◆ Data shown
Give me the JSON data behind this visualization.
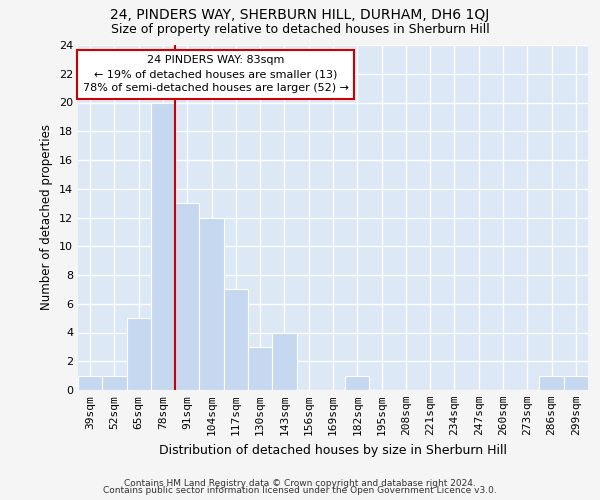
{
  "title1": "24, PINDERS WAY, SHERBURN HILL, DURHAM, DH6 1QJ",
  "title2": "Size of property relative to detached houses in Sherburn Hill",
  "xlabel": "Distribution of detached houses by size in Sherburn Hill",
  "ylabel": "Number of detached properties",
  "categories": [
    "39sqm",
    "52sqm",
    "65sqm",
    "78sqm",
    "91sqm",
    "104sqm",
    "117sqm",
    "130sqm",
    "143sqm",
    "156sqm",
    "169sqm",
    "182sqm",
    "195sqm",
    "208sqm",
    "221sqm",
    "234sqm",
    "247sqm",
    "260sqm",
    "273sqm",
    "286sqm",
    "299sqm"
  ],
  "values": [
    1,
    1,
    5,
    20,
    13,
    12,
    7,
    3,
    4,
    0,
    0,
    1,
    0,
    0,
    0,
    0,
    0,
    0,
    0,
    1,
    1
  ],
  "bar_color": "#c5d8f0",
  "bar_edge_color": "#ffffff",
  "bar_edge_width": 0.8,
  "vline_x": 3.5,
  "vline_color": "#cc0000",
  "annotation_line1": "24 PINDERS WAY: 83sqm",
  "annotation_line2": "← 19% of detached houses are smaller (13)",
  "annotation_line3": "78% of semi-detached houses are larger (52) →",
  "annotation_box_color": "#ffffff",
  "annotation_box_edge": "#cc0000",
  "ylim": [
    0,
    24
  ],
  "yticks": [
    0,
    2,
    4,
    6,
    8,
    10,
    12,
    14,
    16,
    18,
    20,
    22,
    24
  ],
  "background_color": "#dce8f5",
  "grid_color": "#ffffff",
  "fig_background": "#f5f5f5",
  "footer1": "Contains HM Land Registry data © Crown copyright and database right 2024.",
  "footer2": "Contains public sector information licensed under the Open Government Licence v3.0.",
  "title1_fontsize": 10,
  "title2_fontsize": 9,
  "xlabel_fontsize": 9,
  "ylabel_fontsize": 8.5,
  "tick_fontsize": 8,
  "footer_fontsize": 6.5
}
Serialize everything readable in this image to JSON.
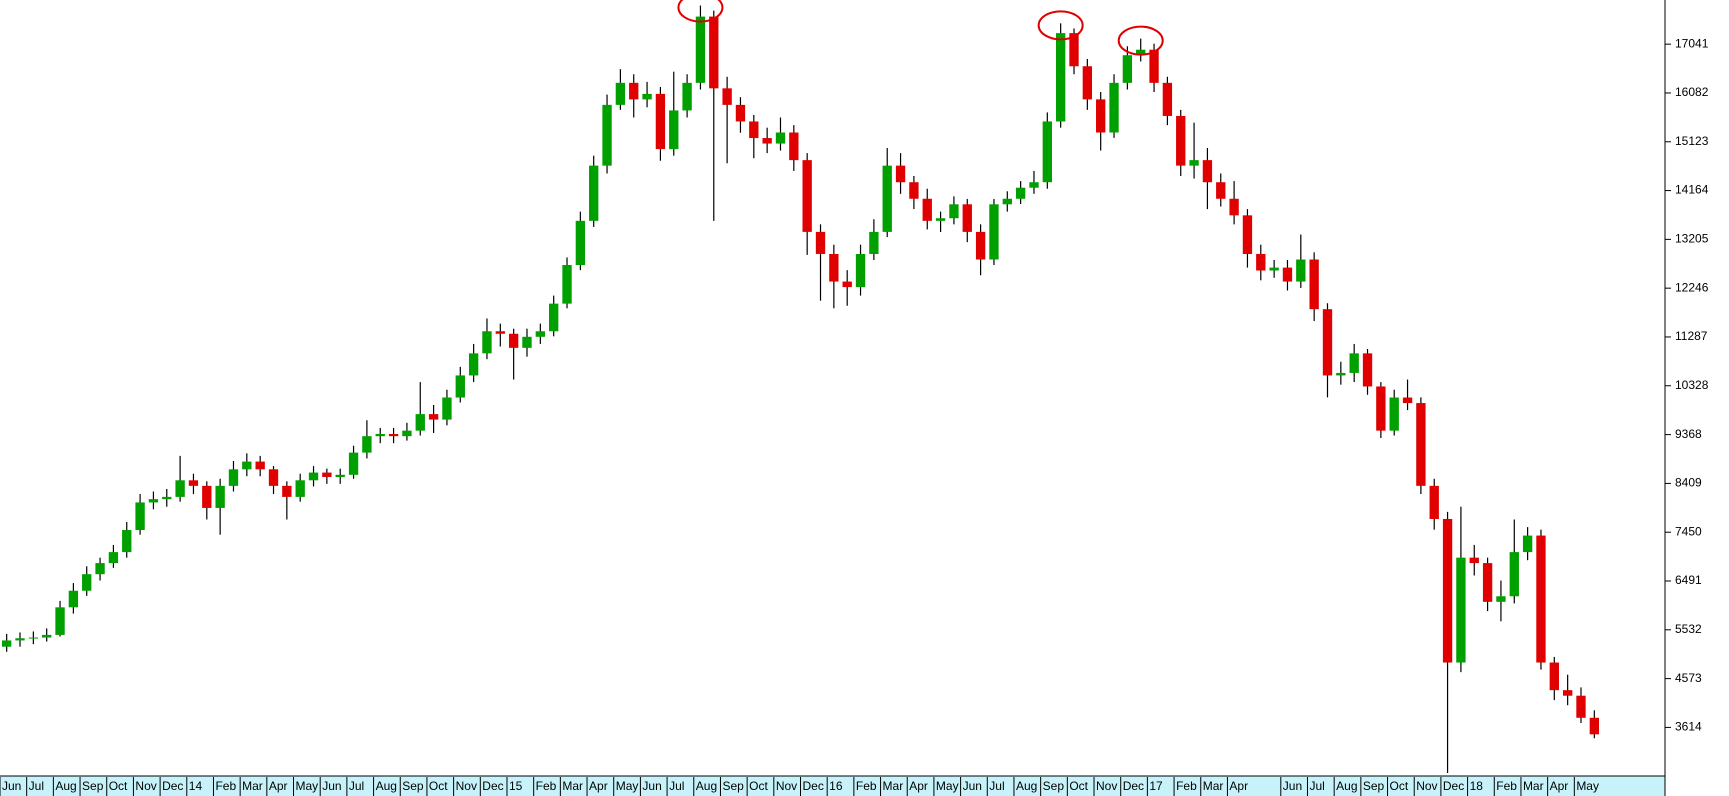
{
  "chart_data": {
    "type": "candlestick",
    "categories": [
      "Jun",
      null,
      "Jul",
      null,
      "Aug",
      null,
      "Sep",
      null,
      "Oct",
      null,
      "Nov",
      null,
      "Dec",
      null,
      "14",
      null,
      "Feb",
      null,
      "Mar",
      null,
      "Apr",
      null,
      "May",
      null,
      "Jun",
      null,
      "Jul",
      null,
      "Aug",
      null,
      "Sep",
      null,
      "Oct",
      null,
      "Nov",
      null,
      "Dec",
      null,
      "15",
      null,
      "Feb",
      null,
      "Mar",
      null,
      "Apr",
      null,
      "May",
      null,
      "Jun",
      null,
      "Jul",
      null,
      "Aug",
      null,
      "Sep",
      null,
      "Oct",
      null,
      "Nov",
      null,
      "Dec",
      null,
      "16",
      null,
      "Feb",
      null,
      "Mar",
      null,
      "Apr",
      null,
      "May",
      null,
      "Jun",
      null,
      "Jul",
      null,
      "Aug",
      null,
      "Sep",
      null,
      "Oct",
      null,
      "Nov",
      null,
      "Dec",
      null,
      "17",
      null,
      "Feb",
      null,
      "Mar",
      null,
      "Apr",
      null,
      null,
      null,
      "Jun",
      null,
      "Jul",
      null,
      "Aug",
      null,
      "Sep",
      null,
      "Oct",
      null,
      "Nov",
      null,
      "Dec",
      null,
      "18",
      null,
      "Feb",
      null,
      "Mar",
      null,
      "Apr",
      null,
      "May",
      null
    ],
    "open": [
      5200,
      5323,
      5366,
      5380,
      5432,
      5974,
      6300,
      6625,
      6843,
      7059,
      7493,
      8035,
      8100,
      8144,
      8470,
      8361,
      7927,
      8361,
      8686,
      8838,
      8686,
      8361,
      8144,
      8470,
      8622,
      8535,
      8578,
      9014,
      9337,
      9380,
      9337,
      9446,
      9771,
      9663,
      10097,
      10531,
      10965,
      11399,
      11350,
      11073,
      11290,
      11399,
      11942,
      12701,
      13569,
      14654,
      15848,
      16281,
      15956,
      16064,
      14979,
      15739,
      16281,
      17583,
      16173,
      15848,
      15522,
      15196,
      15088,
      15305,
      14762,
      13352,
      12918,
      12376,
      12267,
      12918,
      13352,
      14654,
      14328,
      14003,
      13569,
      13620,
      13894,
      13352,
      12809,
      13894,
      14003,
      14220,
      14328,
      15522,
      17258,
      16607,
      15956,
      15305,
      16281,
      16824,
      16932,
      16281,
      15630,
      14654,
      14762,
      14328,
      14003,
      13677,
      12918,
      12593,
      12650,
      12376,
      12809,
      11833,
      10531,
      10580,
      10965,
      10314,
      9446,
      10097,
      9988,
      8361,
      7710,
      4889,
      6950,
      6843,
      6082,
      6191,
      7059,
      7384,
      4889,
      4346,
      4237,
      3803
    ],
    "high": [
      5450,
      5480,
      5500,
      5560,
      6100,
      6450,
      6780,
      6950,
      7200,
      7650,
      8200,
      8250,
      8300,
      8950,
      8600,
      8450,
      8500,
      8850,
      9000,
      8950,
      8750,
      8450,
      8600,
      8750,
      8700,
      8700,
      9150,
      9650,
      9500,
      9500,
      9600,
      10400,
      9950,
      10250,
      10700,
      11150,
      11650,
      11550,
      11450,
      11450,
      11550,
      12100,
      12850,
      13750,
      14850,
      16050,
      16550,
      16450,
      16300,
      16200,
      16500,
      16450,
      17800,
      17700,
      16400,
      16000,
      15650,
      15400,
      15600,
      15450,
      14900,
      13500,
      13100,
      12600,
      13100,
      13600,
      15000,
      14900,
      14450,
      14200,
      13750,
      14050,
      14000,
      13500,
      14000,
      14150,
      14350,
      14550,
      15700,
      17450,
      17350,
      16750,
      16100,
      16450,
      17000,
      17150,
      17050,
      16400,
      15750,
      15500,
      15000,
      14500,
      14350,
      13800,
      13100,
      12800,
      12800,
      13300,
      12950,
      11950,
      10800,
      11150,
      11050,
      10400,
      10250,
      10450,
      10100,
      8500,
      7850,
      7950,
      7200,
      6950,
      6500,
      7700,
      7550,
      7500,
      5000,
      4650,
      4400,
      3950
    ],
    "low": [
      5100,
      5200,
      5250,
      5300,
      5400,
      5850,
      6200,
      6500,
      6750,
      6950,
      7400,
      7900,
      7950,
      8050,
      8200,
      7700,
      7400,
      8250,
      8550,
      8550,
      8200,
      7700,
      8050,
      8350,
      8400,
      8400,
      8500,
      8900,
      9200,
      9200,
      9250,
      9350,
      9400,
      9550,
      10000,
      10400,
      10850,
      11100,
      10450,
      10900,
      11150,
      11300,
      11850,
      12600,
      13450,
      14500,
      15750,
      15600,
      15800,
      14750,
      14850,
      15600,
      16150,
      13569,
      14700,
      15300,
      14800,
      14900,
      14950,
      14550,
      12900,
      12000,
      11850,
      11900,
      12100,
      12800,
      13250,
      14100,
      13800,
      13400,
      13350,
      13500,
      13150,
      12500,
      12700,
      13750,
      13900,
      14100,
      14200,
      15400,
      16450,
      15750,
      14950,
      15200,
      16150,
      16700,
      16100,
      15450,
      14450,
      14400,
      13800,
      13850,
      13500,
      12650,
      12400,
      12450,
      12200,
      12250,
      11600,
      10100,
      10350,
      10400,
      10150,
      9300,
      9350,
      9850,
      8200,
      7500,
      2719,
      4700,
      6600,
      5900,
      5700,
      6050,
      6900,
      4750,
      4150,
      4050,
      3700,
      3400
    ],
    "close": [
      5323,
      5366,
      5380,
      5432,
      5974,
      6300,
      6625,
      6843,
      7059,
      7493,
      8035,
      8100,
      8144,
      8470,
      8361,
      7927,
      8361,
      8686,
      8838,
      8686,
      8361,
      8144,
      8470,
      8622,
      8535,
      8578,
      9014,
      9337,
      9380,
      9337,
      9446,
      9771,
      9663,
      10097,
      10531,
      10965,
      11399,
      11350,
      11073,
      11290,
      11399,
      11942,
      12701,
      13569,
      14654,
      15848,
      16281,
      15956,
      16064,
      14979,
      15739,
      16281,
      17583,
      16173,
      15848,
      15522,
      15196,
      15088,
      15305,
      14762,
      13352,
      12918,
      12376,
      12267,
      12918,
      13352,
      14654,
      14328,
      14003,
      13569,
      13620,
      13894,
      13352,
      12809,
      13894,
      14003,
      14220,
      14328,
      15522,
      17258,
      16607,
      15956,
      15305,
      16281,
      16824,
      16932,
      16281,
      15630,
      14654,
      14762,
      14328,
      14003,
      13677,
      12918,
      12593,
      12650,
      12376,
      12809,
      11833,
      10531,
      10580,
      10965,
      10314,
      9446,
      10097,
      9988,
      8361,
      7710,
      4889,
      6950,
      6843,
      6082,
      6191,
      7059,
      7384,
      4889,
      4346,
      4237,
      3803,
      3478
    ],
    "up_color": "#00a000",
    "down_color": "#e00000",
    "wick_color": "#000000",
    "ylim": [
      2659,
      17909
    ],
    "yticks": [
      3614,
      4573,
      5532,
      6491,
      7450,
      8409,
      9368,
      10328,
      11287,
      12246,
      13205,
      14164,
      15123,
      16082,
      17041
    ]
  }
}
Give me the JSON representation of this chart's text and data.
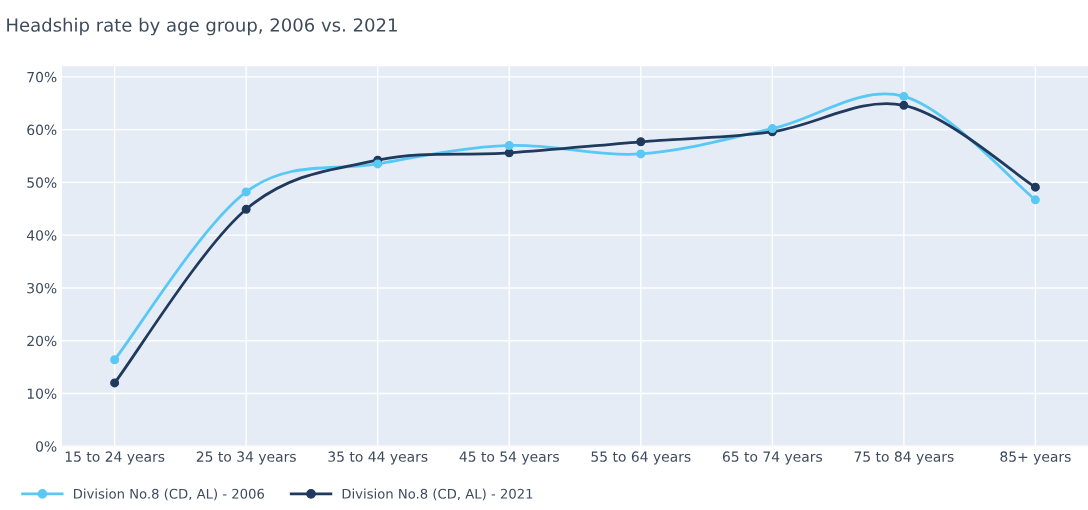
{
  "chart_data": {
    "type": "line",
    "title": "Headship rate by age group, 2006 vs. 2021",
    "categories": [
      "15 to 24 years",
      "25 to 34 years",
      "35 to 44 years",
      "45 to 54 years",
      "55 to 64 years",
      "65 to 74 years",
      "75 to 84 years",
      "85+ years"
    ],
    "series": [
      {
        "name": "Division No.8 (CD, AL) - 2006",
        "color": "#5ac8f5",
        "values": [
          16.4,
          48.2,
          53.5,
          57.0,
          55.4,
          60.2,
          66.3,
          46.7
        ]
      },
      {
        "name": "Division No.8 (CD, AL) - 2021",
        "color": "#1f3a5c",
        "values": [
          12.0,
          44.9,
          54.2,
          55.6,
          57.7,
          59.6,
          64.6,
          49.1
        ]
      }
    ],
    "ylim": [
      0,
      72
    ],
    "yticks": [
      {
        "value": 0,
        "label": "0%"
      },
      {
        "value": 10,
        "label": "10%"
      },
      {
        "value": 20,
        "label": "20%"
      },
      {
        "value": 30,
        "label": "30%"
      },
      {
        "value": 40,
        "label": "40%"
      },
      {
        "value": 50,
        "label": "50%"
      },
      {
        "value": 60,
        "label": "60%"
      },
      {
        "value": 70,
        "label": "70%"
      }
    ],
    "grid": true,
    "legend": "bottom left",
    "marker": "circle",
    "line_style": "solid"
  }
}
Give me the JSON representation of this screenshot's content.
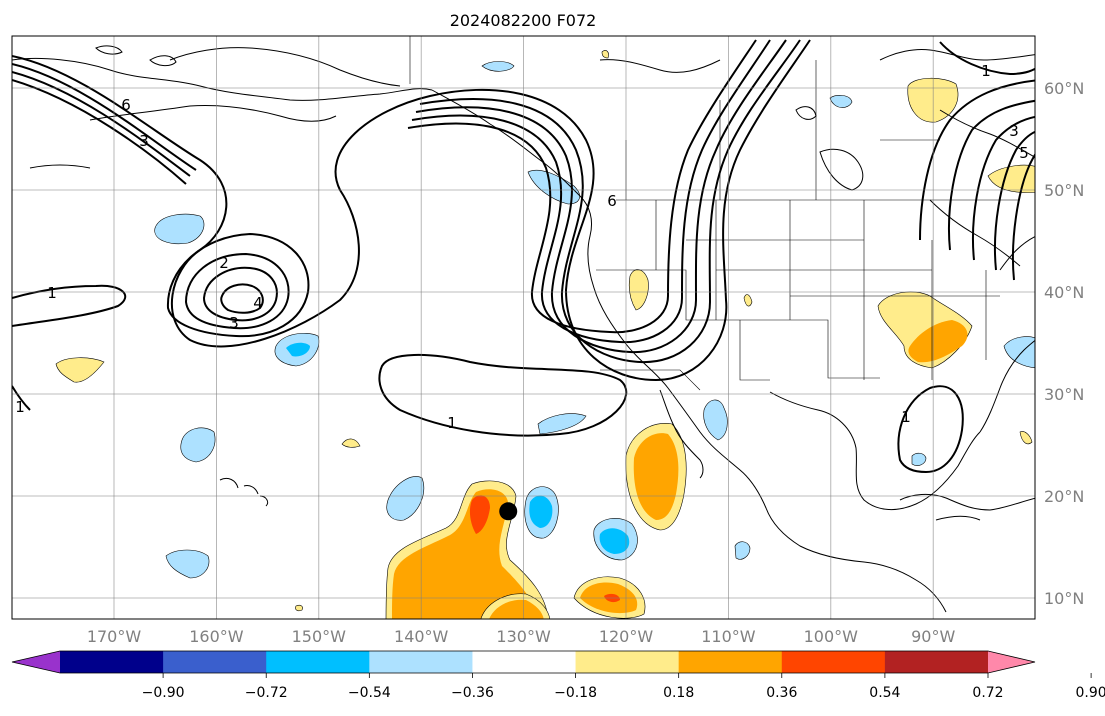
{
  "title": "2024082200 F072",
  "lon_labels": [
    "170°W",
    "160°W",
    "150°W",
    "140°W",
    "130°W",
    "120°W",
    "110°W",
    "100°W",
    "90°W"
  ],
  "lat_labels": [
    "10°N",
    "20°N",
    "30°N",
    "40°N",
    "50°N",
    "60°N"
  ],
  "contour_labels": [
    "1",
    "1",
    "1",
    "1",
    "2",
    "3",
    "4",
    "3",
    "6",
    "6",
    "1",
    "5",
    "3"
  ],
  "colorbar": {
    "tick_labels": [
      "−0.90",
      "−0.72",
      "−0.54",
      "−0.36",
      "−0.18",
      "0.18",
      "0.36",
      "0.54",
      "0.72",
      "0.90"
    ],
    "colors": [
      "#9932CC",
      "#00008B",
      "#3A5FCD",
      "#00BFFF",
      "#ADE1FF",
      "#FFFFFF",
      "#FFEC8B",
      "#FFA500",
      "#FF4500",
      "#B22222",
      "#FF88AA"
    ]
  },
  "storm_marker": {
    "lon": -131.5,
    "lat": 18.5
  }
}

◆ Required task
Using the material above, count the lines containing the word "Give". Reply with the number alone.

◆ Answer to this exercise
3